··· SELECTION ···

Robert Michael Ballantyne
(1825-1894)
A Short Biography
One generally reads a book, especially a famous book, with greater interest when one knows something of the personal history and the character of the writer. There are, however, exceptions to the rule. There are writers whose life-story is best told not in, but by their books; and R.M. Ballantyne was one of these. Many schoolboys will be content to know him simply as the man who wrote their favourite books – Hudson Bay, The Coral Island, Martin Rattler, and a score or two more; but even these will appreciate his work more highly when they know how much of conscientious devotion and how much of labour and personal risk were involved in his method of doing it. It is in this sense that Ballantyne’s stories are to a large extent autobiographical, and it is in this sense that he deserves the title of “Ballantyne the Brave” affectionately given him by his successor as a writer for boys, R.L. Stevenson.
Robert Michael Ballantyne was born at Edinburgh, April 24, 1825. His father, Alexander Ballantyne, was brother and junior partner of John and James Ballantyne, the printers and friends of Sir Walter Scott. His mother was Randall Scott Grant, daughter of a Dr. Grant of Inverness. Of his boyhood there is not much to tell. His sister, Randall Ballantyne, who possessed a good deal of literary ability, used to speak of him as a bright and clever boy, not much given to hard study, but fond of reading and of story-telling, with a decided turn for adventure and romance; always affectionate and upright. He attended the Edinburgh Academy for some time; but his regular schooling was meagre, and one of the regrets of his life was that he had made so little use of his opportunities in this respect, such as they were. The ease and fluency with which he wrote were mainly the result of practice, and they increased as his years advanced.
While Ballantyne was still a boy, the family circumstances made it necessary that he should begin the battle of life on his own account. He tells us in his Personal Reminiscences that his father was one day reading in the newspapers an account of the exploration of the north coast of America by Messrs. Dease and Simpson. Dropping his paper and looking over his spectacles, he said to his son,—
“How would you like to go into the service of the Hudson Bay Company, and discover the North-West Passage?” Dease and Simpson were officers of the Company when they made their discoveries.

··· DATA ROWS ···

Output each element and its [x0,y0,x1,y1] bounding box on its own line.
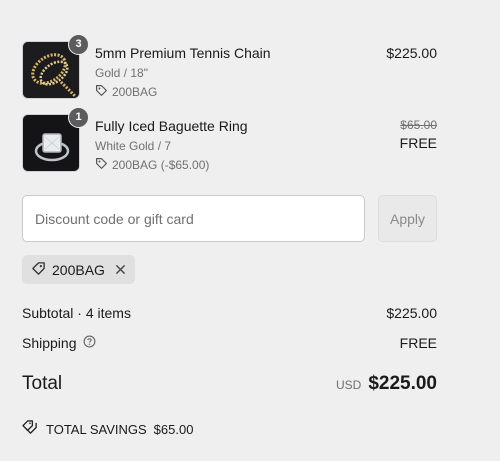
apply-button[interactable]: Apply [378,195,437,242]
product-thumbnail: 3 [22,34,89,99]
product-variant: Gold / 18" [95,66,148,80]
discount-code-input[interactable] [22,195,365,242]
shipping-label: Shipping [22,335,77,351]
item-price: FREE [399,135,437,151]
product-variant: White Gold / 7 [95,139,172,153]
original-price: $65.00 [400,118,437,132]
quantity-badge: 3 [68,34,89,55]
help-icon[interactable] [83,335,96,351]
currency-code: USD [335,378,362,392]
applied-discount-code: 200BAG [52,261,105,278]
savings-value: $65.00 [153,421,194,437]
shipping-value: FREE [399,335,437,351]
applied-discount-tag: 200BAG [22,255,135,284]
tag-icon [95,84,108,100]
item-discount-code: 200BAG (-$65.00) [112,158,210,172]
subtotal-row: Subtotal · 4 items $225.00 [22,305,437,321]
item-price: $225.00 [386,45,437,61]
item-discount: 200BAG (-$65.00) [95,157,248,173]
line-item: 3 5mm Premium Tennis Chain Gold / 18" 20… [22,34,437,101]
tag-icon [95,157,108,173]
total-amount: $225.00 [368,373,437,394]
item-discount: 200BAG [95,84,271,100]
close-icon [115,264,126,275]
product-thumbnail: 1 [22,107,89,172]
line-item: 1 Fully Iced Baguette Ring White Gold / … [22,107,437,174]
total-label: Total [22,373,63,394]
subtotal-value: $225.00 [386,305,437,321]
savings-label: TOTAL SAVINGS [46,421,147,437]
remove-discount-button[interactable] [115,264,126,275]
quantity-badge: 1 [68,107,89,128]
shipping-row: Shipping FREE [22,335,437,351]
savings-tag-icon [22,420,39,438]
total-savings: TOTAL SAVINGS $65.00 [22,420,193,438]
product-title: 5mm Premium Tennis Chain [95,45,271,61]
product-title: Fully Iced Baguette Ring [95,118,248,134]
tag-icon [31,261,46,279]
item-discount-code: 200BAG [112,85,158,99]
subtotal-label: Subtotal · 4 items [22,305,131,321]
total-row: Total USD $225.00 [22,373,437,395]
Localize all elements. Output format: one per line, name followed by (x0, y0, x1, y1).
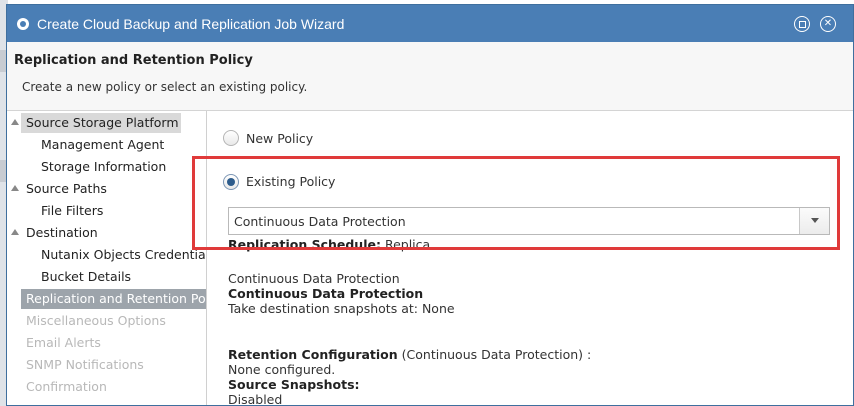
nav-item-nutanix-objects-credentials[interactable]: Nutanix Objects Credentials (41, 245, 206, 265)
existing-policy-label[interactable]: Existing Policy (246, 174, 335, 189)
destination-snapshots-text: Take destination snapshots at: None (228, 301, 455, 316)
nav-item-destination[interactable]: Destination (26, 223, 98, 243)
expand-caret-icon[interactable] (11, 119, 19, 125)
close-icon: ✕ (823, 18, 833, 29)
policy-select[interactable]: Continuous Data Protection (228, 207, 830, 235)
existing-policy-radio[interactable] (223, 174, 239, 190)
expand-caret-icon[interactable] (11, 185, 19, 191)
wizard-steps-nav: Source Storage Platform Management Agent… (7, 111, 207, 405)
policy-select-value: Continuous Data Protection (234, 214, 406, 229)
nav-item-source-paths[interactable]: Source Paths (26, 179, 107, 199)
close-button[interactable]: ✕ (820, 16, 836, 32)
nav-item-source-storage-platform[interactable]: Source Storage Platform (21, 113, 181, 133)
retention-configuration: Retention Configuration (Continuous Data… (228, 347, 591, 362)
policy-name-text: Continuous Data Protection (228, 271, 400, 286)
nav-item-miscellaneous-options: Miscellaneous Options (26, 313, 166, 328)
nav-item-file-filters[interactable]: File Filters (41, 201, 103, 221)
source-snapshots-label: Source Snapshots: (228, 377, 360, 392)
app-icon (17, 17, 29, 30)
wizard-dialog: Create Cloud Backup and Replication Job … (6, 4, 854, 406)
nav-item-storage-information[interactable]: Storage Information (41, 157, 166, 177)
page-title: Replication and Retention Policy (14, 53, 253, 68)
replication-schedule-label: Replication Schedule: (228, 237, 381, 252)
replication-schedule: Replication Schedule: Replica (228, 237, 430, 252)
nav-item-replication-retention-policy[interactable]: Replication and Retention Policy (21, 289, 206, 309)
nav-item-management-agent[interactable]: Management Agent (41, 135, 164, 155)
chevron-down-icon[interactable] (799, 208, 829, 234)
retention-configuration-label: Retention Configuration (228, 347, 398, 362)
replication-schedule-value: Replica (384, 237, 431, 252)
nav-item-email-alerts: Email Alerts (26, 335, 101, 350)
policy-name-heading: Continuous Data Protection (228, 286, 424, 301)
title-bar[interactable]: Create Cloud Backup and Replication Job … (7, 5, 853, 42)
nav-item-confirmation: Confirmation (26, 379, 107, 394)
page-subtitle: Create a new policy or select an existin… (22, 80, 308, 94)
maximize-icon (798, 20, 806, 28)
nav-item-bucket-details[interactable]: Bucket Details (41, 267, 131, 287)
window-title: Create Cloud Backup and Replication Job … (37, 15, 345, 32)
maximize-button[interactable] (794, 16, 810, 32)
source-snapshots-value: Disabled (228, 392, 283, 406)
wizard-header: Replication and Retention Policy Create … (7, 42, 853, 111)
retention-none-text: None configured. (228, 362, 336, 377)
nav-item-snmp-notifications: SNMP Notifications (26, 357, 144, 372)
retention-configuration-value: (Continuous Data Protection) : (401, 347, 592, 362)
new-policy-label[interactable]: New Policy (246, 131, 313, 146)
new-policy-radio[interactable] (223, 130, 239, 146)
policy-content: New Policy Existing Policy Continuous Da… (208, 111, 853, 406)
expand-caret-icon[interactable] (11, 229, 19, 235)
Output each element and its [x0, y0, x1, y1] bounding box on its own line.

···

■ **PARTS OF THE EXERCISE**
1 > According to the Ballantyne biography, in what sense are Ballantyne's stories autobiographical, and why does he deserve the title "Ballantyne the Brave"?
2 > Retype everything in the Ballantyne biography from "While Ballantyne was" down to "made their discoveries.".

■ **RESPONSES TO THE TASKS**
1 > His stories are autobiographical in the sense that his method of writing them involved conscientious devotion, labor, and personal risk. In that same sense he deserves the title "Ballantyne the Brave," which R.L. Stevenson, his successor as a writer for boys, gave him affectionately.

2 >
While Ballantyne was still a boy, the family circumstances made it necessary that he should begin the battle of life on his own account. He tells us in his Personal Reminiscences that his father was one day reading in the newspapers an account of the exploration of the north coast of America by Messrs. Dease and Simpson. Dropping his paper and looking over his spectacles, he said to his son,—
“How would you like to go into the service of the Hudson Bay Company, and discover the North-West Passage?” Dease and Simpson were officers of the Company when they made their discoveries.